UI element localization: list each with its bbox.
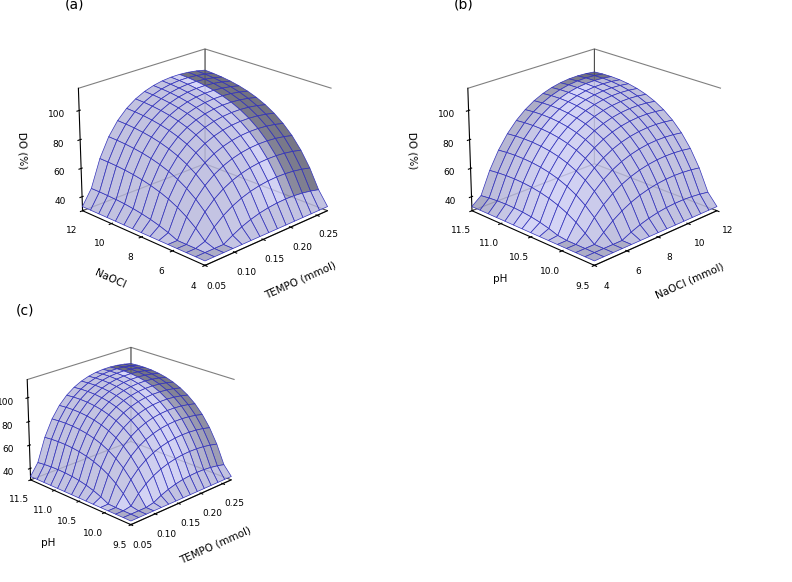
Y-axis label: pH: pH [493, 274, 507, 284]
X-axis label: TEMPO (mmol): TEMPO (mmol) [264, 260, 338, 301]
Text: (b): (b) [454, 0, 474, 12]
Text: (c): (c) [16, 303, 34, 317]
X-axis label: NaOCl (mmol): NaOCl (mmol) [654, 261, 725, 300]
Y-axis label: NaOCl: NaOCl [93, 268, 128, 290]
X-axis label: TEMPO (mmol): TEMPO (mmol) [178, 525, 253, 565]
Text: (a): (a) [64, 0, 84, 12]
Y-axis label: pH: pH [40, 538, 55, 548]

********************

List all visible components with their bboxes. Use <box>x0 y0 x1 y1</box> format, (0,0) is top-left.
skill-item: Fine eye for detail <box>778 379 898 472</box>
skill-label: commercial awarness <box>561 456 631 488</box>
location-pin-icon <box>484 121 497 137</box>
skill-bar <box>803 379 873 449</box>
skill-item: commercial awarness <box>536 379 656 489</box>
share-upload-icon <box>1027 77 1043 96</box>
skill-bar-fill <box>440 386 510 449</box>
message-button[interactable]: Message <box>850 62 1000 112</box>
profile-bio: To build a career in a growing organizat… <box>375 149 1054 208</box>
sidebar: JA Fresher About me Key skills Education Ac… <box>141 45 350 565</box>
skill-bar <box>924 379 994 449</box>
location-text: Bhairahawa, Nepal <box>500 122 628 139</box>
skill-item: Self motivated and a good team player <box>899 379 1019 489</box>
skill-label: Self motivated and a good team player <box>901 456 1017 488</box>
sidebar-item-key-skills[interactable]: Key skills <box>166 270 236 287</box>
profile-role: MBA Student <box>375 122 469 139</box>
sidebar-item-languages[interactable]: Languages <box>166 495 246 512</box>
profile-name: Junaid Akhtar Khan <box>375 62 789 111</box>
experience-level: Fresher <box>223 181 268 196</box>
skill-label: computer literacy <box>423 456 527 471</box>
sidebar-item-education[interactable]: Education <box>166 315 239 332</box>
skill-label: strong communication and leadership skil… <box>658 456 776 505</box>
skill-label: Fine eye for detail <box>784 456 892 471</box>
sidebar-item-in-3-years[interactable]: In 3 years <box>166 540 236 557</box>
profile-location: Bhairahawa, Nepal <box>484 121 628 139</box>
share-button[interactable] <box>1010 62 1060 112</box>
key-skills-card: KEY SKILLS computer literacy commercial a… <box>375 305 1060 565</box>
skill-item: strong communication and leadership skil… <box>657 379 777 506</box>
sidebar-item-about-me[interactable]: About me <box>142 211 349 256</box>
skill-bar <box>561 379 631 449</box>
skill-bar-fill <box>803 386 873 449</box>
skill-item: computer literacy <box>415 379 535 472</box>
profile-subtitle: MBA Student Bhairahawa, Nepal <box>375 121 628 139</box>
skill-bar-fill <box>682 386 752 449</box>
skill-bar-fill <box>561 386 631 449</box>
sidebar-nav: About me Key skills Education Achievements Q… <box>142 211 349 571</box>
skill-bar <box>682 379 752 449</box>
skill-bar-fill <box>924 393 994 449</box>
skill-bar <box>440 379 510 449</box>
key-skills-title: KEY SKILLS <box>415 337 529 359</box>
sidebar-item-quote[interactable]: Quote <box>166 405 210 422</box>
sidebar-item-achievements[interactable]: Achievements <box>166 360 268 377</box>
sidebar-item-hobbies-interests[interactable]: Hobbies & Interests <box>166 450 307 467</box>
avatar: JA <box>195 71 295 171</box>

********************

• **Requirements**
Duplicate the records beginning with the line that contains "Y-axis label: pH: pH [493, 274, 507, 284]" and continuing through the line that contains "Y-axis label: pH: pH [40, 538, 55, 548]", both ends included, and nothing else.

• **Final result**
Y-axis label: pH: pH [493, 274, 507, 284]
X-axis label: TEMPO (mmol): TEMPO (mmol) [264, 260, 338, 301]
Text: (b): (b) [454, 0, 474, 12]
Text: (c): (c) [16, 303, 34, 317]
X-axis label: NaOCl (mmol): NaOCl (mmol) [654, 261, 725, 300]
Y-axis label: NaOCl: NaOCl [93, 268, 128, 290]
X-axis label: TEMPO (mmol): TEMPO (mmol) [178, 525, 253, 565]
Text: (a): (a) [64, 0, 84, 12]
Y-axis label: pH: pH [40, 538, 55, 548]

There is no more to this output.